■ **Task requirements**
The entries below need to be written out exactly, with no pictures included.

■ **Supplied data**
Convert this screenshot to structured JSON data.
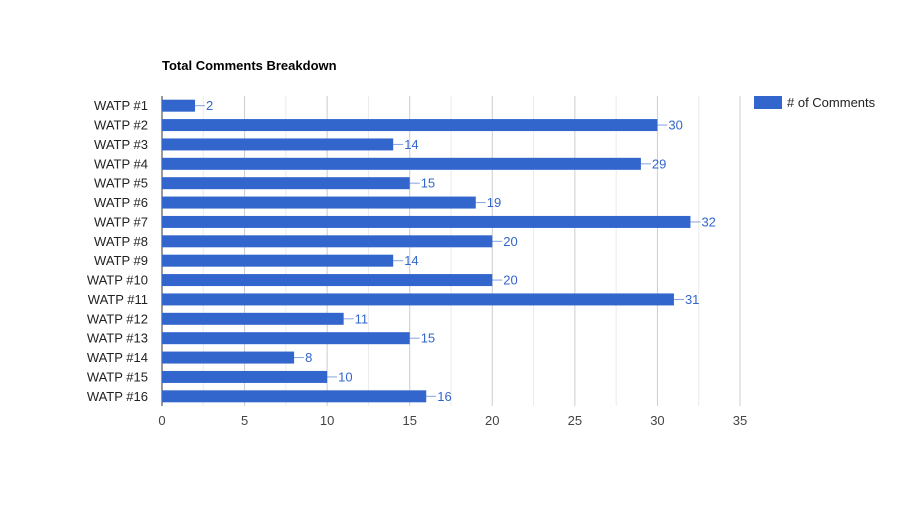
{
  "chart_data": {
    "type": "bar",
    "orientation": "horizontal",
    "title": "Total Comments Breakdown",
    "xlabel": "",
    "ylabel": "",
    "categories": [
      "WATP #1",
      "WATP #2",
      "WATP #3",
      "WATP #4",
      "WATP #5",
      "WATP #6",
      "WATP #7",
      "WATP #8",
      "WATP #9",
      "WATP #10",
      "WATP #11",
      "WATP #12",
      "WATP #13",
      "WATP #14",
      "WATP #15",
      "WATP #16"
    ],
    "series": [
      {
        "name": "# of Comments",
        "color": "#3366cc",
        "values": [
          2,
          30,
          14,
          29,
          15,
          19,
          32,
          20,
          14,
          20,
          31,
          11,
          15,
          8,
          10,
          16
        ]
      }
    ],
    "xlim": [
      0,
      35
    ],
    "xticks": [
      0,
      5,
      10,
      15,
      20,
      25,
      30,
      35
    ],
    "grid": true,
    "legend_position": "top-right",
    "data_labels": true
  },
  "colors": {
    "bar": "#3366cc",
    "grid_major": "#cccccc",
    "grid_minor": "#ebebeb",
    "axis": "#333333"
  }
}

■ **Expected output**
Convert this screenshot to structured JSON data.
{
  "chart_data": {
    "type": "bar",
    "orientation": "horizontal",
    "title": "Total Comments Breakdown",
    "xlabel": "",
    "ylabel": "",
    "categories": [
      "WATP #1",
      "WATP #2",
      "WATP #3",
      "WATP #4",
      "WATP #5",
      "WATP #6",
      "WATP #7",
      "WATP #8",
      "WATP #9",
      "WATP #10",
      "WATP #11",
      "WATP #12",
      "WATP #13",
      "WATP #14",
      "WATP #15",
      "WATP #16"
    ],
    "series": [
      {
        "name": "# of Comments",
        "color": "#3366cc",
        "values": [
          2,
          30,
          14,
          29,
          15,
          19,
          32,
          20,
          14,
          20,
          31,
          11,
          15,
          8,
          10,
          16
        ]
      }
    ],
    "xlim": [
      0,
      35
    ],
    "xticks": [
      0,
      5,
      10,
      15,
      20,
      25,
      30,
      35
    ],
    "grid": true,
    "legend_position": "top-right",
    "data_labels": true
  },
  "colors": {
    "bar": "#3366cc",
    "grid_major": "#cccccc",
    "grid_minor": "#ebebeb",
    "axis": "#333333"
  }
}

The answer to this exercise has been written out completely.